++++ DATA SUPPLIED ++++
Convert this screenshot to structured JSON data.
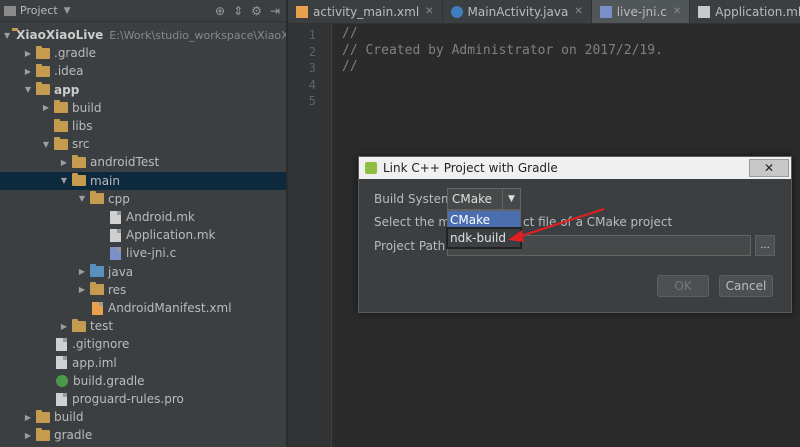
{
  "project_panel": {
    "title": "Project",
    "toolbar_icons": [
      "target-icon",
      "split-icon",
      "gear-icon",
      "hide-icon"
    ],
    "tree": [
      {
        "label": "XiaoXiaoLive",
        "path": "E:\\Work\\studio_workspace\\XiaoXi",
        "indent": 0,
        "arrow": "▼",
        "icon": "folder",
        "bold": true
      },
      {
        "label": ".gradle",
        "indent": 1,
        "arrow": "▶",
        "icon": "folder"
      },
      {
        "label": ".idea",
        "indent": 1,
        "arrow": "▶",
        "icon": "folder"
      },
      {
        "label": "app",
        "indent": 1,
        "arrow": "▼",
        "icon": "folder",
        "bold": true
      },
      {
        "label": "build",
        "indent": 2,
        "arrow": "▶",
        "icon": "folder"
      },
      {
        "label": "libs",
        "indent": 2,
        "arrow": "",
        "icon": "folder"
      },
      {
        "label": "src",
        "indent": 2,
        "arrow": "▼",
        "icon": "folder"
      },
      {
        "label": "androidTest",
        "indent": 3,
        "arrow": "▶",
        "icon": "folder"
      },
      {
        "label": "main",
        "indent": 3,
        "arrow": "▼",
        "icon": "folder",
        "selected": true
      },
      {
        "label": "cpp",
        "indent": 4,
        "arrow": "▼",
        "icon": "folder"
      },
      {
        "label": "Android.mk",
        "indent": 5,
        "arrow": "",
        "icon": "file"
      },
      {
        "label": "Application.mk",
        "indent": 5,
        "arrow": "",
        "icon": "file"
      },
      {
        "label": "live-jni.c",
        "indent": 5,
        "arrow": "",
        "icon": "file-c"
      },
      {
        "label": "java",
        "indent": 4,
        "arrow": "▶",
        "icon": "folder-blue"
      },
      {
        "label": "res",
        "indent": 4,
        "arrow": "▶",
        "icon": "folder"
      },
      {
        "label": "AndroidManifest.xml",
        "indent": 4,
        "arrow": "",
        "icon": "file-xml"
      },
      {
        "label": "test",
        "indent": 3,
        "arrow": "▶",
        "icon": "folder"
      },
      {
        "label": ".gitignore",
        "indent": 2,
        "arrow": "",
        "icon": "file"
      },
      {
        "label": "app.iml",
        "indent": 2,
        "arrow": "",
        "icon": "file"
      },
      {
        "label": "build.gradle",
        "indent": 2,
        "arrow": "",
        "icon": "file-gradle"
      },
      {
        "label": "proguard-rules.pro",
        "indent": 2,
        "arrow": "",
        "icon": "file"
      },
      {
        "label": "build",
        "indent": 1,
        "arrow": "▶",
        "icon": "folder"
      },
      {
        "label": "gradle",
        "indent": 1,
        "arrow": "▶",
        "icon": "folder"
      }
    ]
  },
  "editor": {
    "tabs": [
      {
        "label": "activity_main.xml",
        "icon": "xml"
      },
      {
        "label": "MainActivity.java",
        "icon": "java"
      },
      {
        "label": "live-jni.c",
        "icon": "c",
        "active": true
      },
      {
        "label": "Application.mk",
        "icon": "mk"
      }
    ],
    "line_numbers": [
      "1",
      "2",
      "3",
      "4",
      "5"
    ],
    "code_lines": [
      "//",
      "// Created by Administrator on 2017/2/19.",
      "//",
      "",
      ""
    ]
  },
  "dialog": {
    "title": "Link C++ Project with Gradle",
    "close_label": "✕",
    "build_system_label": "Build System",
    "build_system_value": "CMake",
    "dropdown_options": [
      {
        "label": "CMake",
        "state": "selected"
      },
      {
        "label": "ndk-build",
        "state": "hovered"
      }
    ],
    "description_prefix": "Select the mai",
    "description_suffix": "ct file of a CMake project",
    "project_path_label": "Project Path",
    "project_path_value": "",
    "browse_label": "...",
    "ok_label": "OK",
    "cancel_label": "Cancel"
  },
  "colors": {
    "annotation_arrow": "#e02020",
    "selection_blue": "#4b6eaf"
  }
}
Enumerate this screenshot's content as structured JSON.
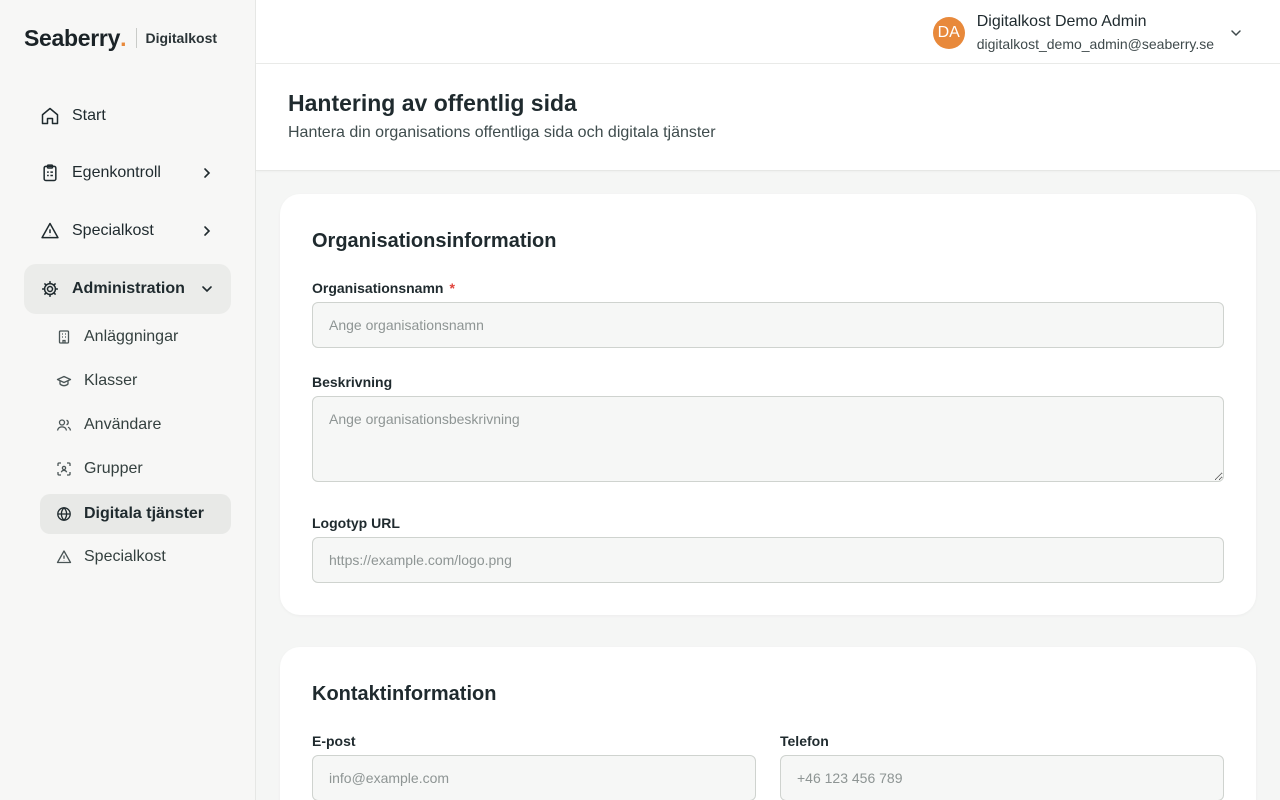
{
  "brand": {
    "name": "Seaberry",
    "dot": ".",
    "product": "Digitalkost"
  },
  "nav": {
    "start": "Start",
    "egenkontroll": "Egenkontroll",
    "specialkost": "Specialkost",
    "administration": "Administration",
    "sub": {
      "anlaggningar": "Anläggningar",
      "klasser": "Klasser",
      "anvandare": "Användare",
      "grupper": "Grupper",
      "digitala": "Digitala tjänster",
      "specialkost": "Specialkost"
    }
  },
  "user": {
    "initials": "DA",
    "name": "Digitalkost Demo Admin",
    "email": "digitalkost_demo_admin@seaberry.se"
  },
  "page": {
    "title": "Hantering av offentlig sida",
    "subtitle": "Hantera din organisations offentliga sida och digitala tjänster"
  },
  "org": {
    "title": "Organisationsinformation",
    "name_label": "Organisationsnamn",
    "required_mark": "*",
    "name_placeholder": "Ange organisationsnamn",
    "desc_label": "Beskrivning",
    "desc_placeholder": "Ange organisationsbeskrivning",
    "logo_label": "Logotyp URL",
    "logo_placeholder": "https://example.com/logo.png"
  },
  "contact": {
    "title": "Kontaktinformation",
    "email_label": "E-post",
    "email_placeholder": "info@example.com",
    "phone_label": "Telefon",
    "phone_placeholder": "+46 123 456 789"
  },
  "colors": {
    "accent": "#e8893b",
    "required": "#e0443c"
  }
}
++++
**PROBLEM REQUIREMENTS**
Lines containing "this" are to be counted. State the total and add nothing.

**FULL OUTPUT**
2